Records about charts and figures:
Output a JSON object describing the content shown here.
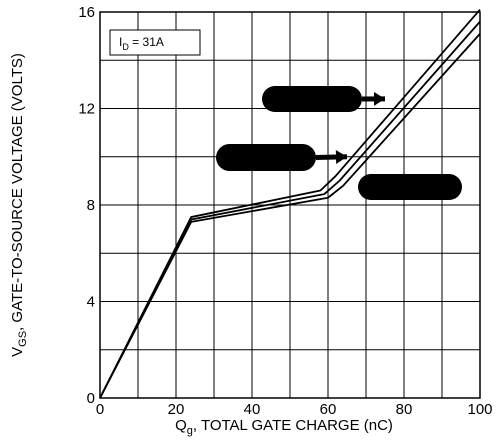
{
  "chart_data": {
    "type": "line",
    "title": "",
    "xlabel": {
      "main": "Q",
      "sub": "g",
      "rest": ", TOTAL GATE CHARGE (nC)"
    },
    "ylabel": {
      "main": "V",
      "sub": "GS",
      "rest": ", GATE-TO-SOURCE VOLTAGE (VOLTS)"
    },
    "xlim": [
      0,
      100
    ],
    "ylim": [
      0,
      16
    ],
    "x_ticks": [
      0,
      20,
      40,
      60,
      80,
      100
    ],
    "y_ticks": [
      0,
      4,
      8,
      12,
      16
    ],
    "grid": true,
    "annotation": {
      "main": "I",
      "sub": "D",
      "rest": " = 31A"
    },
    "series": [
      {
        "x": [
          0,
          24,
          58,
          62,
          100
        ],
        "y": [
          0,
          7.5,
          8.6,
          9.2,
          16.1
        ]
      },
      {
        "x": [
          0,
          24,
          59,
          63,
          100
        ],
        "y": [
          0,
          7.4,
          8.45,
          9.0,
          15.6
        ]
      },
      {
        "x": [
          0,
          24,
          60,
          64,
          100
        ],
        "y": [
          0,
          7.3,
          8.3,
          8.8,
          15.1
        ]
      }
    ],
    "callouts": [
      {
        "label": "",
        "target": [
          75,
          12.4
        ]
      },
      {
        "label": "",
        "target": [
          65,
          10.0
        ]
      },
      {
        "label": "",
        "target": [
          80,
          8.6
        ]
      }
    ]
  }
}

Instructions to follow: Reproduce the data above in full, exactly as it is, with the pictures left out.

Complete response:
Output a JSON object describing the content shown here.
{
  "chart_data": {
    "type": "line",
    "title": "",
    "xlabel": {
      "main": "Q",
      "sub": "g",
      "rest": ", TOTAL GATE CHARGE (nC)"
    },
    "ylabel": {
      "main": "V",
      "sub": "GS",
      "rest": ", GATE-TO-SOURCE VOLTAGE (VOLTS)"
    },
    "xlim": [
      0,
      100
    ],
    "ylim": [
      0,
      16
    ],
    "x_ticks": [
      0,
      20,
      40,
      60,
      80,
      100
    ],
    "y_ticks": [
      0,
      4,
      8,
      12,
      16
    ],
    "grid": true,
    "annotation": {
      "main": "I",
      "sub": "D",
      "rest": " = 31A"
    },
    "series": [
      {
        "x": [
          0,
          24,
          58,
          62,
          100
        ],
        "y": [
          0,
          7.5,
          8.6,
          9.2,
          16.1
        ]
      },
      {
        "x": [
          0,
          24,
          59,
          63,
          100
        ],
        "y": [
          0,
          7.4,
          8.45,
          9.0,
          15.6
        ]
      },
      {
        "x": [
          0,
          24,
          60,
          64,
          100
        ],
        "y": [
          0,
          7.3,
          8.3,
          8.8,
          15.1
        ]
      }
    ],
    "callouts": [
      {
        "label": "",
        "target": [
          75,
          12.4
        ]
      },
      {
        "label": "",
        "target": [
          65,
          10.0
        ]
      },
      {
        "label": "",
        "target": [
          80,
          8.6
        ]
      }
    ]
  }
}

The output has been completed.